→ **Data rows**
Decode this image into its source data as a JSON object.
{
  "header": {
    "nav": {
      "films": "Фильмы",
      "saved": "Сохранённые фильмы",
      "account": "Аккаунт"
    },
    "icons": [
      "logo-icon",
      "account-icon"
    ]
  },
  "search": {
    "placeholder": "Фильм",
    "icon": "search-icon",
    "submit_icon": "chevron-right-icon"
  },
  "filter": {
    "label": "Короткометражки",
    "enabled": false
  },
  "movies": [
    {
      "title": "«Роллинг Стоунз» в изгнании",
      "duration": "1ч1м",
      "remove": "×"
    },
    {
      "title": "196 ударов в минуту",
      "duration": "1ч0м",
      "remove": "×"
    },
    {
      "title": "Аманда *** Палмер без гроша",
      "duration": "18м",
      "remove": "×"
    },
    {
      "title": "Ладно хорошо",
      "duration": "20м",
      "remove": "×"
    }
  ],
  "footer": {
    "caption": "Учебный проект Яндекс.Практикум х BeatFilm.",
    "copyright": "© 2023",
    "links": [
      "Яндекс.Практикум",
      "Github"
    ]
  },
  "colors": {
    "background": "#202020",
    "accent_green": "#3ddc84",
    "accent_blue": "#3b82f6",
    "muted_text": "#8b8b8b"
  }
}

→ **What you will do**
Check each line of the records for the word "Практикум", and show the lines that contain it.

→ **Answer to the task**
    "caption": "Учебный проект Яндекс.Практикум х BeatFilm.",
      "Яндекс.Практикум",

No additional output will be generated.